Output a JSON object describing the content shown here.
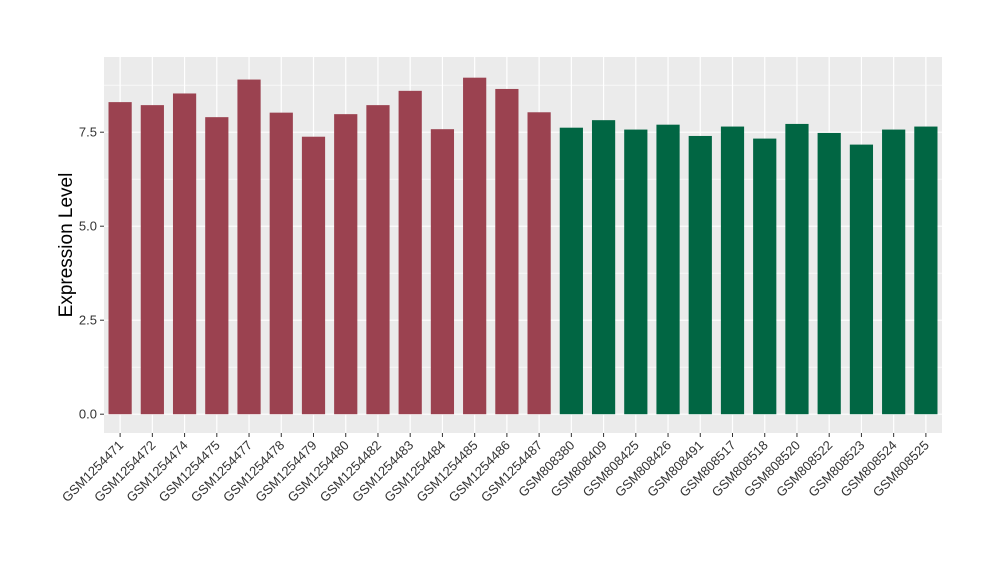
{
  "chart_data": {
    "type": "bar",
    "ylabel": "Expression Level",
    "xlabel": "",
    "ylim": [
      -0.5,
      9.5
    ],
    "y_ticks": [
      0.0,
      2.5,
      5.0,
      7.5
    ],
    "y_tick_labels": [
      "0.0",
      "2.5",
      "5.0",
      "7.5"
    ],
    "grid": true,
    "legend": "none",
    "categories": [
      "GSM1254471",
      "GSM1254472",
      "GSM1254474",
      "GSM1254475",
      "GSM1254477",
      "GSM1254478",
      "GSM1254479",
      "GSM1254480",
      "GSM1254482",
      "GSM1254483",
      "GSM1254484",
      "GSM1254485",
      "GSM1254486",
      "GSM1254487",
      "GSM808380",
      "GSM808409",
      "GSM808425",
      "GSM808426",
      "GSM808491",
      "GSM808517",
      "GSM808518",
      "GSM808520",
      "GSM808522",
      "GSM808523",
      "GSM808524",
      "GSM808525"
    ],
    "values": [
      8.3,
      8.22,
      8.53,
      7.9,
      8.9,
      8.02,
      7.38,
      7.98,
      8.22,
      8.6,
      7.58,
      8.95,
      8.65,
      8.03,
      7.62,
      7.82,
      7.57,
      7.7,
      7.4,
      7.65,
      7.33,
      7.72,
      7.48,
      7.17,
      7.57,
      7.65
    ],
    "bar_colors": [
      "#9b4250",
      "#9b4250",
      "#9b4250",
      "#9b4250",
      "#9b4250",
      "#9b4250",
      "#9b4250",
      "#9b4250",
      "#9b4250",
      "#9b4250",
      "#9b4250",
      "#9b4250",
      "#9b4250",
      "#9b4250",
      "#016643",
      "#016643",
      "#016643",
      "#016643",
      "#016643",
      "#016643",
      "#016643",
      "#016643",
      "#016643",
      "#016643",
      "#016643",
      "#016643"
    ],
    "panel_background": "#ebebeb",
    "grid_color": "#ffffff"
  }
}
* * *
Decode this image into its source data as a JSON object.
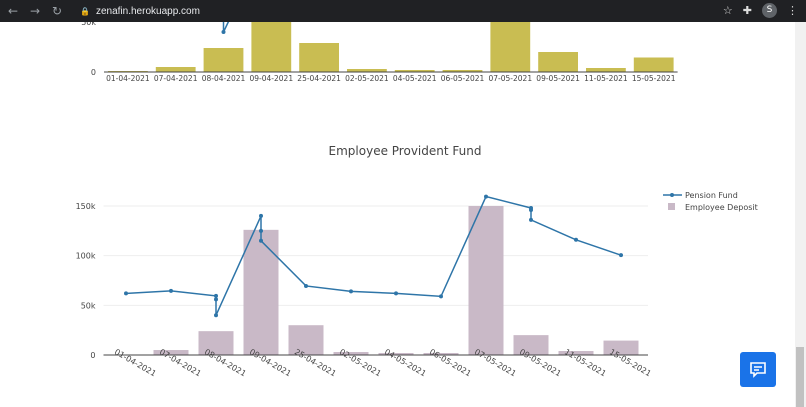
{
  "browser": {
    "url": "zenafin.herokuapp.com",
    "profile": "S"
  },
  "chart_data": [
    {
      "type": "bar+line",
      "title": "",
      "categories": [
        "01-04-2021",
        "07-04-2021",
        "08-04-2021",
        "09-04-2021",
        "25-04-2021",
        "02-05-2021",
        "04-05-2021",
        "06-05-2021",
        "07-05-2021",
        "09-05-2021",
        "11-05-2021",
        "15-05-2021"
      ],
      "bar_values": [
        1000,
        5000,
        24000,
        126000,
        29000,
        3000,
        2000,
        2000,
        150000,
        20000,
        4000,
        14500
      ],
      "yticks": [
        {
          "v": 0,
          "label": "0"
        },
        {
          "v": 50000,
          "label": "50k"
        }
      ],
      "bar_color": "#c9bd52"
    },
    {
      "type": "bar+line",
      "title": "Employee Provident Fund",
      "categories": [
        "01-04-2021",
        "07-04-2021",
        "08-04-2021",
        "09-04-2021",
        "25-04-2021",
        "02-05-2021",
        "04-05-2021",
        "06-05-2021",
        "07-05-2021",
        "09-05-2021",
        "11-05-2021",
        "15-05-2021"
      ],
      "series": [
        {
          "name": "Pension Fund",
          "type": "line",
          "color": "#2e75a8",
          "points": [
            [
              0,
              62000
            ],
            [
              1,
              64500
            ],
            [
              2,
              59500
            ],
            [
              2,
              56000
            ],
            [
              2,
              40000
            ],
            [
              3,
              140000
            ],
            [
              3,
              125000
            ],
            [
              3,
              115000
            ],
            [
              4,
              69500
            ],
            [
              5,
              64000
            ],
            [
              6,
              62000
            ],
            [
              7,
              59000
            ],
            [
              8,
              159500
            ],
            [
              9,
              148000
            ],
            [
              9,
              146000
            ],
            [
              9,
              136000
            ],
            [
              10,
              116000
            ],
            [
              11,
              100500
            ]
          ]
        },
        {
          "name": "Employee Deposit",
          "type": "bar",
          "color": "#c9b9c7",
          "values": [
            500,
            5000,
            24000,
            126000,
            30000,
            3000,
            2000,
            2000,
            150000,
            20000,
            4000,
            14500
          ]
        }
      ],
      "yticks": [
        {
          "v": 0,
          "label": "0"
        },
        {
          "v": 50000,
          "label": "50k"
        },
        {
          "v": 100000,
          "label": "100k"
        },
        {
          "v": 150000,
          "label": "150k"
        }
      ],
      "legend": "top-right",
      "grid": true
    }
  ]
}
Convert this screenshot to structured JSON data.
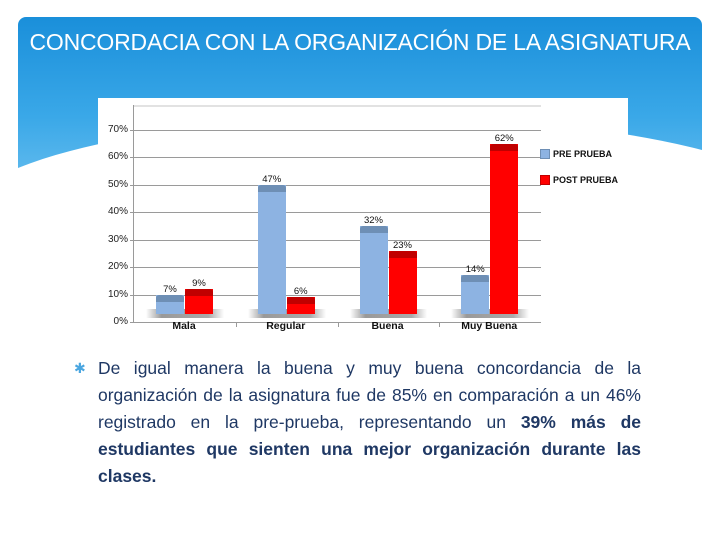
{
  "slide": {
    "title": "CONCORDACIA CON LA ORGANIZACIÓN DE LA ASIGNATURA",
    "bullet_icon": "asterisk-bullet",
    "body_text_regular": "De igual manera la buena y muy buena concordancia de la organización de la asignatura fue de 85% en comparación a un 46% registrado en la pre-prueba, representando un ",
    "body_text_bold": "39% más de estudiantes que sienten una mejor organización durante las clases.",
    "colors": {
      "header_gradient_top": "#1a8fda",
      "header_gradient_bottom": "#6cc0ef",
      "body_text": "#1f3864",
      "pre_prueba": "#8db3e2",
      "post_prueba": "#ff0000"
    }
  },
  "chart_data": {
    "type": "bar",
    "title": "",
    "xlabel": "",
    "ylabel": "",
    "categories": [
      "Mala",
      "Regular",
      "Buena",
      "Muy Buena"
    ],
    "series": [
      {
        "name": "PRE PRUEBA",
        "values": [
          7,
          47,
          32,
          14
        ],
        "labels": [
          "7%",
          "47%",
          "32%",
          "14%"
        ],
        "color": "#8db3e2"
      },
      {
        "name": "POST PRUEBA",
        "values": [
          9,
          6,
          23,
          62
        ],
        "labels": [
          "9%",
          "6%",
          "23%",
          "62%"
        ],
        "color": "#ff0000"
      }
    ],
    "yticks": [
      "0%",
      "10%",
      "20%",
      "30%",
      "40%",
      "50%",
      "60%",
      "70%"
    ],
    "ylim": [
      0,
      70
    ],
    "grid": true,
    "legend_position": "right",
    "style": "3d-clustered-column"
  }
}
--
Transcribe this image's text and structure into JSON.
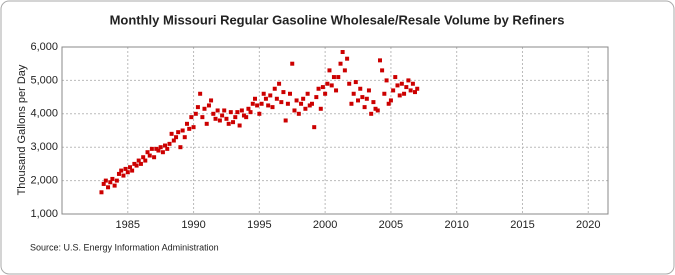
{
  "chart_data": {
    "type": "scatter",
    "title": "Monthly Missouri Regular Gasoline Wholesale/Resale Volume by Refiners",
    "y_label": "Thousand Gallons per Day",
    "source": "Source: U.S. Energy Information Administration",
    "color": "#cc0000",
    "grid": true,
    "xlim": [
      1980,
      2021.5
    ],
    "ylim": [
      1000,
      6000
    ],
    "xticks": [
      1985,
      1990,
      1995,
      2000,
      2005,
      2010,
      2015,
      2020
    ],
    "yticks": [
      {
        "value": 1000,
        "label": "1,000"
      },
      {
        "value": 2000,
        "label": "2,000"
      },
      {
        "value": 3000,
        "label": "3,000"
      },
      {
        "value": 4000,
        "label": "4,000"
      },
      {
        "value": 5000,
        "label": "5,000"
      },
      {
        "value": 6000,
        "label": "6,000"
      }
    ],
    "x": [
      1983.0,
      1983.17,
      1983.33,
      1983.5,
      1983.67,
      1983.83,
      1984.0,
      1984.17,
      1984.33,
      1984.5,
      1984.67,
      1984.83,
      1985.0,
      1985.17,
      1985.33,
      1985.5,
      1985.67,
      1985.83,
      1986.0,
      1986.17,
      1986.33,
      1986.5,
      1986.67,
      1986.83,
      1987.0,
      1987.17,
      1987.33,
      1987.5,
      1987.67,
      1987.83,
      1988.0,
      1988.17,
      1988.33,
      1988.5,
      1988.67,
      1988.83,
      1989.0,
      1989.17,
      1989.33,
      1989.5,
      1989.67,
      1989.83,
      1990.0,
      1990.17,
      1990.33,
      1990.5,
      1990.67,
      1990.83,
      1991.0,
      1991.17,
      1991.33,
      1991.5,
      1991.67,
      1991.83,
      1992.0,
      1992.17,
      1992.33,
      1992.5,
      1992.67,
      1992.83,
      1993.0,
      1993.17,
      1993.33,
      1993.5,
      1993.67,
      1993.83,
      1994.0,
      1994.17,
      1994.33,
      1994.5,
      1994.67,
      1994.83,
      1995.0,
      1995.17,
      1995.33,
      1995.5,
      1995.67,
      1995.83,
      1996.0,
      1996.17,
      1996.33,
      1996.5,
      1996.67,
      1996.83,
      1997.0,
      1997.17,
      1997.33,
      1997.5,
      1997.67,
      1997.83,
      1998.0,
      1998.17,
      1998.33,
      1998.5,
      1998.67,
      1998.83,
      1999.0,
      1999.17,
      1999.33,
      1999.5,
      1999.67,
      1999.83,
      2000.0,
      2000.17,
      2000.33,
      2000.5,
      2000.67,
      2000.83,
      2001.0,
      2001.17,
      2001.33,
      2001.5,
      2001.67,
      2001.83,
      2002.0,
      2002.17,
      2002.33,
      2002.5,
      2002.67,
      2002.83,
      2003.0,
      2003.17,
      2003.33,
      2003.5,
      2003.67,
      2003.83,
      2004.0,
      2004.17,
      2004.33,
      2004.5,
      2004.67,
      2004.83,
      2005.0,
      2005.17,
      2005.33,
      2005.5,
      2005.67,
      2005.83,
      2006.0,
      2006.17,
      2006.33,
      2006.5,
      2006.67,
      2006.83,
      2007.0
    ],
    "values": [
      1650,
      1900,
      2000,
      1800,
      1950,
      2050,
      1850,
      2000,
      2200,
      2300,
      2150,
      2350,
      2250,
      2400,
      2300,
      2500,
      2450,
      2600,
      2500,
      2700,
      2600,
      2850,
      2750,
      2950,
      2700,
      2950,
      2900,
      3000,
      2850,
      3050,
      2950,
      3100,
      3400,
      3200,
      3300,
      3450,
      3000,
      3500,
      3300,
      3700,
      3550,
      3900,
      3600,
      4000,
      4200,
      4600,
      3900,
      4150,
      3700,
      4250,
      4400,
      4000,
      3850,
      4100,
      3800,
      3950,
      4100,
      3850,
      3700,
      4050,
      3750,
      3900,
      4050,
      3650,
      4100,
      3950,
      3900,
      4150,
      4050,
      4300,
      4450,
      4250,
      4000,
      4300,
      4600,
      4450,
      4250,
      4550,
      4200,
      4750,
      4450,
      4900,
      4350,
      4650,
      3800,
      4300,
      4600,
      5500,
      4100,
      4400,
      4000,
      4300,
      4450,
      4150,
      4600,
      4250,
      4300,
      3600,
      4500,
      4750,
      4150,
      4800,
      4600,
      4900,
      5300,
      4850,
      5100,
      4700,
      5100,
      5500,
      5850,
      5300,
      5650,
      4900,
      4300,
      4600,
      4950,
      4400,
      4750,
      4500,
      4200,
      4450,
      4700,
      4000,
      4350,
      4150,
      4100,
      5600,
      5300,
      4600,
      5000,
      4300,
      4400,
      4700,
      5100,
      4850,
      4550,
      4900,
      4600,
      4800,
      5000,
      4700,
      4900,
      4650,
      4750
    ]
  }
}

### Directive
Select the lines from the entries that include the word "image".

### Complete response
Decode this image into its source data as a JSON object.
Transcribe this image's text and structure into JSON.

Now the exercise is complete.